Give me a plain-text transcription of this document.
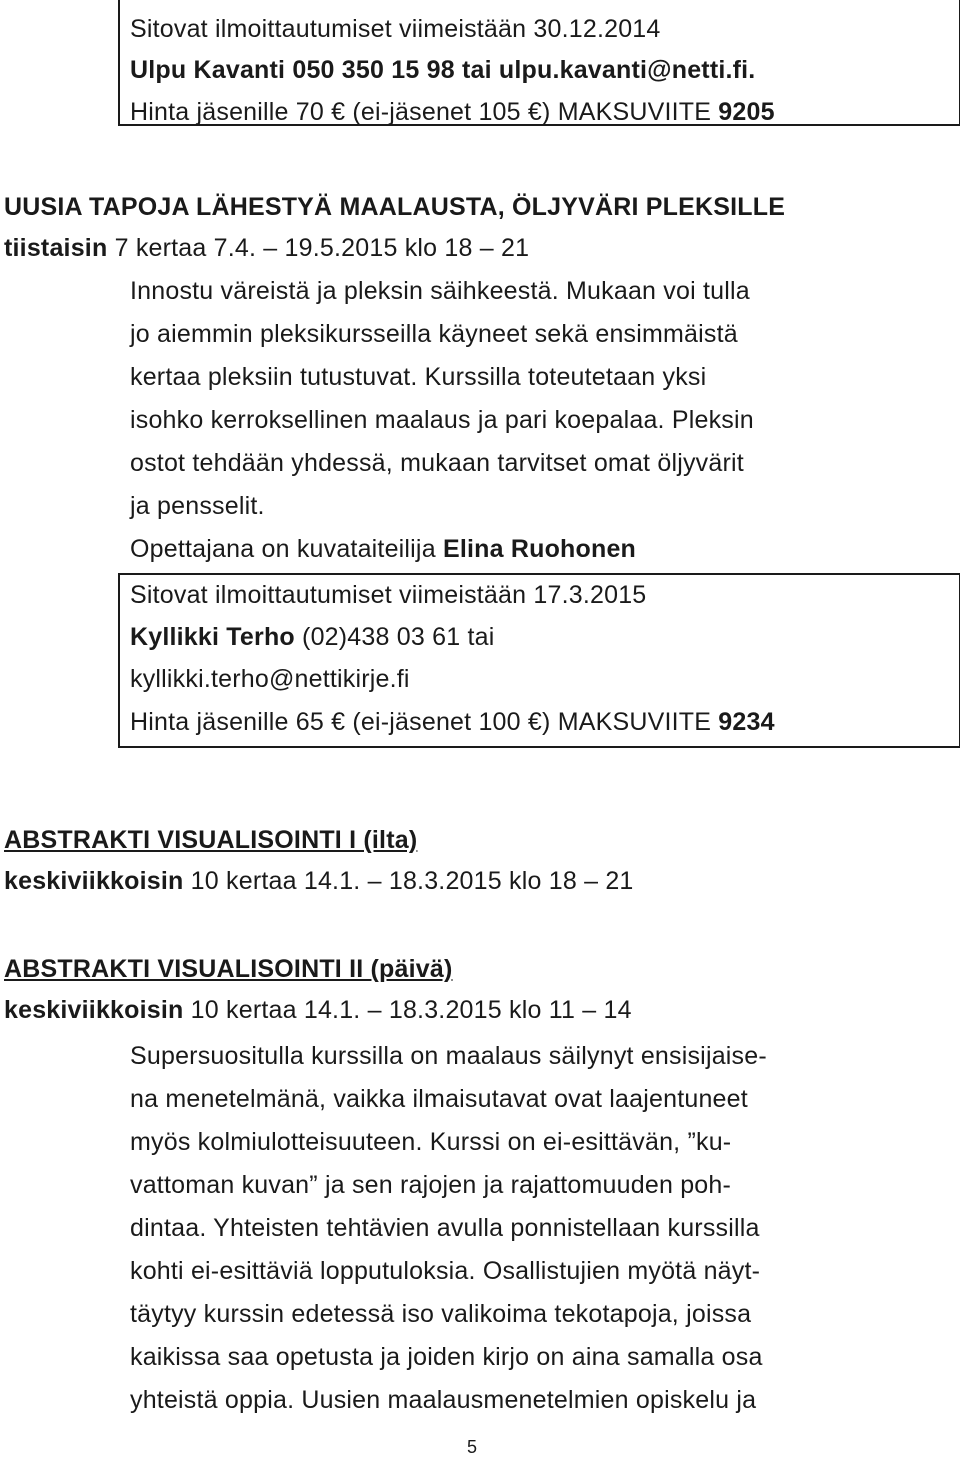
Sitovat ilmoittautumiset viimeistään 30.12.2014
Ulpu Kavanti 050 350 15 98 tai ulpu.kavanti@netti.fi.
Hinta jäsenille 70 € (ei-jäsenet 105 €) MAKSUVIITE 9205
UUSIA TAPOJA LÄHESTYÄ MAALAUSTA, ÖLJYVÄRI PLEKSILLE
tiistaisin 7 kertaa 7.4. – 19.5.2015 klo 18 – 21
Innostu väreistä ja pleksin säihkeestä. Mukaan voi tulla
jo aiemmin pleksikursseilla käyneet sekä ensimmäistä
kertaa pleksiin tutustuvat. Kurssilla toteutetaan yksi
isohko kerroksellinen maalaus ja pari koepalaa. Pleksin
ostot tehdään yhdessä, mukaan tarvitset omat öljyvärit
ja pensselit.
Opettajana on kuvataiteilija Elina Ruohonen
Sitovat ilmoittautumiset viimeistään 17.3.2015
Kyllikki Terho (02)438 03 61 tai
kyllikki.terho@nettikirje.fi
Hinta jäsenille 65 € (ei-jäsenet 100 €) MAKSUVIITE 9234
ABSTRAKTI VISUALISOINTI I (ilta)
keskiviikkoisin 10 kertaa 14.1. – 18.3.2015 klo 18 – 21
ABSTRAKTI VISUALISOINTI II (päivä)
keskiviikkoisin 10 kertaa 14.1. – 18.3.2015 klo 11 – 14
Supersuositulla kurssilla on maalaus säilynyt ensisijaise-
na menetelmänä, vaikka ilmaisutavat ovat laajentuneet
myös kolmiulotteisuuteen. Kurssi on ei-esittävän, ”ku-
vattoman kuvan” ja sen rajojen ja rajattomuuden poh-
dintaa. Yhteisten tehtävien avulla ponnistellaan kurssilla
kohti ei-esittäviä lopputuloksia. Osallistujien myötä näyt-
täytyy kurssin edetessä iso valikoima tekotapoja, joissa
kaikissa saa opetusta ja joiden kirjo on aina samalla osa
yhteistä oppia. Uusien maalausmenetelmien opiskelu ja
5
◇ ◇ ◇
■ Set exercise ■
Using the listing above, show each line holding the string "jäsenille".

■ Solution to this problem ■
Hinta jäsenille 70 € (ei-jäsenet 105 €) MAKSUVIITE 9205
Hinta jäsenille 65 € (ei-jäsenet 100 €) MAKSUVIITE 9234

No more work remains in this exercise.